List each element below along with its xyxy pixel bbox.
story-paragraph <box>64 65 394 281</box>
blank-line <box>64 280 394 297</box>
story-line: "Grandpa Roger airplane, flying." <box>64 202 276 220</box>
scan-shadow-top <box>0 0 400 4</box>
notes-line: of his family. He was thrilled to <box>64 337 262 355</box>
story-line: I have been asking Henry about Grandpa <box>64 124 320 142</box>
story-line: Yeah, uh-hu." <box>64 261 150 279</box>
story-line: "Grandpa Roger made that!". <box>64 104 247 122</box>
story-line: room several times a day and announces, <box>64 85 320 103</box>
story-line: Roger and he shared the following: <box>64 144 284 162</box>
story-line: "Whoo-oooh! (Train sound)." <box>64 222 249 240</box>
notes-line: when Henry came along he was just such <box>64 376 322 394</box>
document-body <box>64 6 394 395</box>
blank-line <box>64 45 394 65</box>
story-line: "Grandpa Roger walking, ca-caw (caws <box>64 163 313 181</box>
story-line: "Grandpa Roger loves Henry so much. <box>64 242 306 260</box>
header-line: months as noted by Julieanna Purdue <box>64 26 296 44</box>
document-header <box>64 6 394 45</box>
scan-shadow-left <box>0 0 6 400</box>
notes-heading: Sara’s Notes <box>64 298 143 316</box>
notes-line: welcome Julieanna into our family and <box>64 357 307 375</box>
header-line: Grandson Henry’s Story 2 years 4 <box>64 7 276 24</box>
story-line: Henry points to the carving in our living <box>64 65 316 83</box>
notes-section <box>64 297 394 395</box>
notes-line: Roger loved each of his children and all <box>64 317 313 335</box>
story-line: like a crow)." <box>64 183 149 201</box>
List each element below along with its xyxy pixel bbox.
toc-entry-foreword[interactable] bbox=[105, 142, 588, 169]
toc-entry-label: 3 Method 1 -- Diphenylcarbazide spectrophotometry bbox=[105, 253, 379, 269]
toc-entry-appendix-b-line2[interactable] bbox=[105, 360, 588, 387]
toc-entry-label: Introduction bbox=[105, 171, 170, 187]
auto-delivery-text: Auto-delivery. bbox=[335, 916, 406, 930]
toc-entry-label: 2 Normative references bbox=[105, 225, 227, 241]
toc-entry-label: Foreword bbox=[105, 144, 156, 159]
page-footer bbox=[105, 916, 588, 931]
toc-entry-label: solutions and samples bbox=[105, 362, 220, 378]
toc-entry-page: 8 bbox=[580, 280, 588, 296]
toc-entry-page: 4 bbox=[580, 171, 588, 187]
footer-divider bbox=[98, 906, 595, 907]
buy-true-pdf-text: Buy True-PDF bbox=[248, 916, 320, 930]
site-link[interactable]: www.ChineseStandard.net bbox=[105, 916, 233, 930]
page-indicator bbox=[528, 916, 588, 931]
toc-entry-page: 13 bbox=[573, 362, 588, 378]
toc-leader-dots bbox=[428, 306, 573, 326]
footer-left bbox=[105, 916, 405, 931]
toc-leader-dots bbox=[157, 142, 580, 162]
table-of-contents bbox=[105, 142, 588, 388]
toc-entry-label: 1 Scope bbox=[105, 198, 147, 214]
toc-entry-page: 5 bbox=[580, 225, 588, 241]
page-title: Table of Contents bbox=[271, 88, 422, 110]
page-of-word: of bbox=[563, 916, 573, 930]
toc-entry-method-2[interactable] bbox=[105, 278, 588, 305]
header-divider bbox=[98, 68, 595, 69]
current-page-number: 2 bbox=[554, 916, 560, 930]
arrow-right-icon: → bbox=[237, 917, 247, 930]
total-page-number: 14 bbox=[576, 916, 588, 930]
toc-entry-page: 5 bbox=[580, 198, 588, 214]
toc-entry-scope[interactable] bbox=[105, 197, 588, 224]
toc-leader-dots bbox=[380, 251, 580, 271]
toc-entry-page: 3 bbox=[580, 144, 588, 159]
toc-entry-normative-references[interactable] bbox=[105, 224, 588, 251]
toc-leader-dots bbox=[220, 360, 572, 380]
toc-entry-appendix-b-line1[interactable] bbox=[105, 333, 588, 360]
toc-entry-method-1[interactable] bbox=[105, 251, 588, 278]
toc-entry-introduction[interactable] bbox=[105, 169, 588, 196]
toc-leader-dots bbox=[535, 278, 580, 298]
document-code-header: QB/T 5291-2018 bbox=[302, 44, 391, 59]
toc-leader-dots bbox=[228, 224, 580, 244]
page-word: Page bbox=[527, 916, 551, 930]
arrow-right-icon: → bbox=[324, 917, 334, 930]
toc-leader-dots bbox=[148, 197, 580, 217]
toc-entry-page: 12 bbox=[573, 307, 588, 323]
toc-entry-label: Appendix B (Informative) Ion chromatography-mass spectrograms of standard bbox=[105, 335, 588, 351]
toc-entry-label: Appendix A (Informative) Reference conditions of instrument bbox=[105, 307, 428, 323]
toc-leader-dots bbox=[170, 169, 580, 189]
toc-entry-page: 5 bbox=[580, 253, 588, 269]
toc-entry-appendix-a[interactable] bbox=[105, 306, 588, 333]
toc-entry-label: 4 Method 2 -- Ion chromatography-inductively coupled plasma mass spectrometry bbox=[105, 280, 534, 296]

━━━━━━━━━━━━━━━━━━━━━━━━━━━━━━

**Exercise**
Return every row above word for word, keeping each line unchanged and in its original order.

**Exercise answer**
List each element below along with its xyxy pixel bbox.
story-paragraph <box>64 65 394 281</box>
blank-line <box>64 280 394 297</box>
story-line: "Grandpa Roger airplane, flying." <box>64 202 276 220</box>
scan-shadow-top <box>0 0 400 4</box>
notes-line: of his family. He was thrilled to <box>64 337 262 355</box>
story-line: I have been asking Henry about Grandpa <box>64 124 320 142</box>
story-line: Yeah, uh-hu." <box>64 261 150 279</box>
story-line: "Grandpa Roger made that!". <box>64 104 247 122</box>
story-line: room several times a day and announces, <box>64 85 320 103</box>
story-line: Roger and he shared the following: <box>64 144 284 162</box>
story-line: "Whoo-oooh! (Train sound)." <box>64 222 249 240</box>
notes-line: when Henry came along he was just such <box>64 376 322 394</box>
document-body <box>64 6 394 395</box>
blank-line <box>64 45 394 65</box>
story-line: "Grandpa Roger walking, ca-caw (caws <box>64 163 313 181</box>
story-line: "Grandpa Roger loves Henry so much. <box>64 242 306 260</box>
header-line: months as noted by Julieanna Purdue <box>64 26 296 44</box>
document-header <box>64 6 394 45</box>
scan-shadow-left <box>0 0 6 400</box>
notes-heading: Sara’s Notes <box>64 298 143 316</box>
notes-line: welcome Julieanna into our family and <box>64 357 307 375</box>
header-line: Grandson Henry’s Story 2 years 4 <box>64 7 276 24</box>
story-line: Henry points to the carving in our living <box>64 65 316 83</box>
notes-section <box>64 297 394 395</box>
notes-line: Roger loved each of his children and all <box>64 317 313 335</box>
story-line: like a crow)." <box>64 183 149 201</box>
List each element below along with its xyxy pixel bbox.
toc-entry-foreword[interactable] bbox=[105, 142, 588, 169]
toc-entry-label: 3 Method 1 -- Diphenylcarbazide spectrophotometry bbox=[105, 253, 379, 269]
toc-entry-appendix-b-line2[interactable] bbox=[105, 360, 588, 387]
toc-entry-label: Introduction bbox=[105, 171, 170, 187]
auto-delivery-text: Auto-delivery. bbox=[335, 916, 406, 930]
toc-entry-label: 2 Normative references bbox=[105, 225, 227, 241]
toc-entry-label: Foreword bbox=[105, 144, 156, 159]
page-footer bbox=[105, 916, 588, 931]
toc-entry-label: solutions and samples bbox=[105, 362, 220, 378]
toc-entry-page: 8 bbox=[580, 280, 588, 296]
toc-entry-page: 4 bbox=[580, 171, 588, 187]
footer-divider bbox=[98, 906, 595, 907]
buy-true-pdf-text: Buy True-PDF bbox=[248, 916, 320, 930]
site-link[interactable]: www.ChineseStandard.net bbox=[105, 916, 233, 930]
page-indicator bbox=[528, 916, 588, 931]
toc-entry-page: 13 bbox=[573, 362, 588, 378]
toc-leader-dots bbox=[428, 306, 573, 326]
footer-left bbox=[105, 916, 405, 931]
toc-leader-dots bbox=[157, 142, 580, 162]
table-of-contents bbox=[105, 142, 588, 388]
toc-entry-label: 1 Scope bbox=[105, 198, 147, 214]
toc-entry-page: 5 bbox=[580, 225, 588, 241]
page-title: Table of Contents bbox=[271, 88, 422, 110]
page-of-word: of bbox=[563, 916, 573, 930]
toc-entry-method-2[interactable] bbox=[105, 278, 588, 305]
header-divider bbox=[98, 68, 595, 69]
current-page-number: 2 bbox=[554, 916, 560, 930]
arrow-right-icon: → bbox=[237, 917, 247, 930]
total-page-number: 14 bbox=[576, 916, 588, 930]
toc-entry-page: 5 bbox=[580, 198, 588, 214]
toc-entry-scope[interactable] bbox=[105, 197, 588, 224]
toc-leader-dots bbox=[380, 251, 580, 271]
toc-entry-page: 3 bbox=[580, 144, 588, 159]
toc-entry-normative-references[interactable] bbox=[105, 224, 588, 251]
toc-leader-dots bbox=[220, 360, 572, 380]
toc-entry-appendix-b-line1[interactable] bbox=[105, 333, 588, 360]
toc-entry-method-1[interactable] bbox=[105, 251, 588, 278]
toc-entry-introduction[interactable] bbox=[105, 169, 588, 196]
toc-leader-dots bbox=[535, 278, 580, 298]
document-code-header: QB/T 5291-2018 bbox=[302, 44, 391, 59]
toc-leader-dots bbox=[228, 224, 580, 244]
page-word: Page bbox=[527, 916, 551, 930]
arrow-right-icon: → bbox=[324, 917, 334, 930]
toc-leader-dots bbox=[148, 197, 580, 217]
toc-entry-page: 12 bbox=[573, 307, 588, 323]
toc-entry-label: Appendix B (Informative) Ion chromatography-mass spectrograms of standard bbox=[105, 335, 588, 351]
toc-entry-label: Appendix A (Informative) Reference conditions of instrument bbox=[105, 307, 428, 323]
toc-leader-dots bbox=[170, 169, 580, 189]
toc-entry-page: 5 bbox=[580, 253, 588, 269]
toc-entry-appendix-a[interactable] bbox=[105, 306, 588, 333]
toc-entry-label: 4 Method 2 -- Ion chromatography-inductively coupled plasma mass spectrometry bbox=[105, 280, 534, 296]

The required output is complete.